[Records]

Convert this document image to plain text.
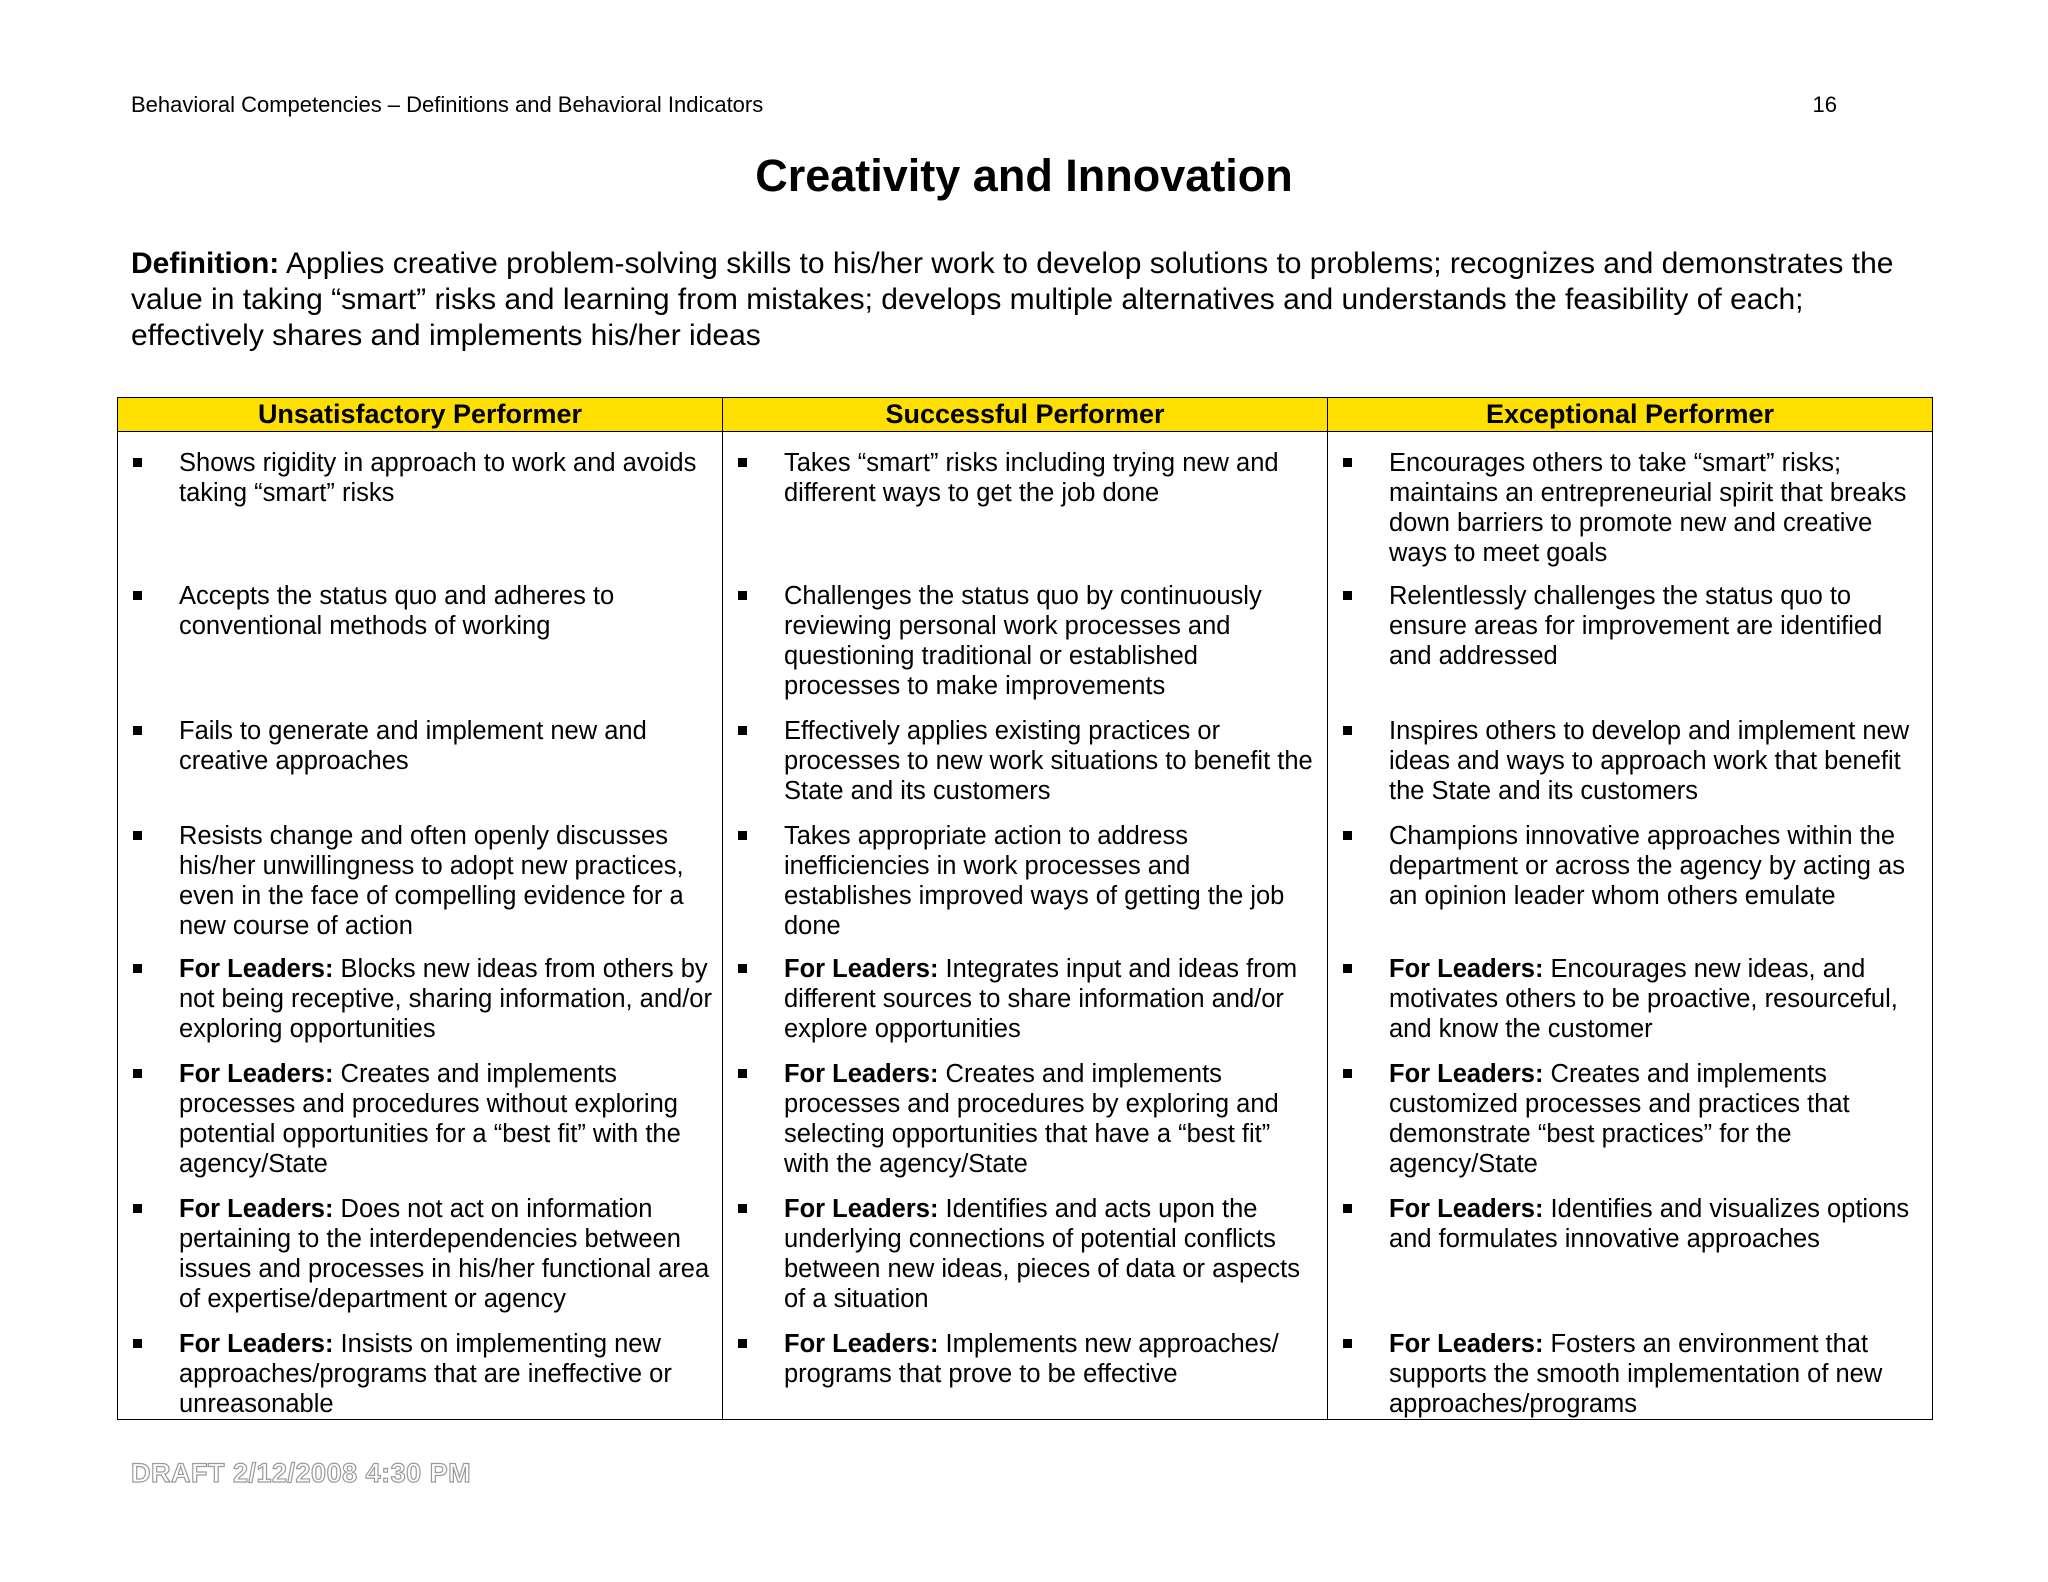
Behavioral Competencies – Definitions and Behavioral Indicators	16
Creativity and Innovation

Definition: Applies creative problem-solving skills to his/her work to develop solutions to problems; recognizes and demonstrates the value in taking “smart” risks and learning from mistakes; develops multiple alternatives and understands the feasibility of each; effectively shares and implements his/her ideas

Unsatisfactory Performer	Successful Performer	Exceptional Performer

Shows rigidity in approach to work and avoids taking “smart” risks	Takes “smart” risks including trying new and different ways to get the job done	Encourages others to take “smart” risks; maintains an entrepreneurial spirit that breaks down barriers to promote new and creative ways to meet goals

Accepts the status quo and adheres to conventional methods of working	Challenges the status quo by continuously reviewing personal work processes and questioning traditional or established processes to make improvements	Relentlessly challenges the status quo to ensure areas for improvement are identified and addressed

Fails to generate and implement new and creative approaches	Effectively applies existing practices or processes to new work situations to benefit the State and its customers	Inspires others to develop and implement new ideas and ways to approach work that benefit the State and its customers

Resists change and often openly discusses his/her unwillingness to adopt new practices, even in the face of compelling evidence for a new course of action	Takes appropriate action to address inefficiencies in work processes and establishes improved ways of getting the job done	Champions innovative approaches within the department or across the agency by acting as an opinion leader whom others emulate

For Leaders: Blocks new ideas from others by not being receptive, sharing information, and/or exploring opportunities	For Leaders: Integrates input and ideas from different sources to share information and/or explore opportunities	For Leaders: Encourages new ideas, and motivates others to be proactive, resourceful, and know the customer

For Leaders: Creates and implements processes and procedures without exploring potential opportunities for a “best fit” with the agency/State	For Leaders: Creates and implements processes and procedures by exploring and selecting opportunities that have a “best fit” with the agency/State	For Leaders: Creates and implements customized processes and practices that demonstrate “best practices” for the agency/State

For Leaders: Does not act on information pertaining to the interdependencies between issues and processes in his/her functional area of expertise/department or agency	For Leaders: Identifies and acts upon the underlying connections of potential conflicts between new ideas, pieces of data or aspects of a situation	For Leaders: Identifies and visualizes options and formulates innovative approaches

For Leaders: Insists on implementing new approaches/programs that are ineffective or unreasonable	For Leaders: Implements new approaches/ programs that prove to be effective	For Leaders: Fosters an environment that supports the smooth implementation of new approaches/programs
DRAFT 2/12/2008 4:30 PM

EXERCISE AIM
Do not copy the pictures, but repeat every line exactly.

OUTPUT OF THE TASK
Convert this document image to plain text.
Behavioral Competencies – Definitions and Behavioral Indicators	16
Creativity and Innovation

Definition: Applies creative problem-solving skills to his/her work to develop solutions to problems; recognizes and demonstrates the value in taking “smart” risks and learning from mistakes; develops multiple alternatives and understands the feasibility of each; effectively shares and implements his/her ideas

Unsatisfactory Performer	Successful Performer	Exceptional Performer

Shows rigidity in approach to work and avoids taking “smart” risks	Takes “smart” risks including trying new and different ways to get the job done	Encourages others to take “smart” risks; maintains an entrepreneurial spirit that breaks down barriers to promote new and creative ways to meet goals

Accepts the status quo and adheres to conventional methods of working	Challenges the status quo by continuously reviewing personal work processes and questioning traditional or established processes to make improvements	Relentlessly challenges the status quo to ensure areas for improvement are identified and addressed

Fails to generate and implement new and creative approaches	Effectively applies existing practices or processes to new work situations to benefit the State and its customers	Inspires others to develop and implement new ideas and ways to approach work that benefit the State and its customers

Resists change and often openly discusses his/her unwillingness to adopt new practices, even in the face of compelling evidence for a new course of action	Takes appropriate action to address inefficiencies in work processes and establishes improved ways of getting the job done	Champions innovative approaches within the department or across the agency by acting as an opinion leader whom others emulate

For Leaders: Blocks new ideas from others by not being receptive, sharing information, and/or exploring opportunities	For Leaders: Integrates input and ideas from different sources to share information and/or explore opportunities	For Leaders: Encourages new ideas, and motivates others to be proactive, resourceful, and know the customer

For Leaders: Creates and implements processes and procedures without exploring potential opportunities for a “best fit” with the agency/State	For Leaders: Creates and implements processes and procedures by exploring and selecting opportunities that have a “best fit” with the agency/State	For Leaders: Creates and implements customized processes and practices that demonstrate “best practices” for the agency/State

For Leaders: Does not act on information pertaining to the interdependencies between issues and processes in his/her functional area of expertise/department or agency	For Leaders: Identifies and acts upon the underlying connections of potential conflicts between new ideas, pieces of data or aspects of a situation	For Leaders: Identifies and visualizes options and formulates innovative approaches

For Leaders: Insists on implementing new approaches/programs that are ineffective or unreasonable	For Leaders: Implements new approaches/ programs that prove to be effective	For Leaders: Fosters an environment that supports the smooth implementation of new approaches/programs
DRAFT 2/12/2008 4:30 PM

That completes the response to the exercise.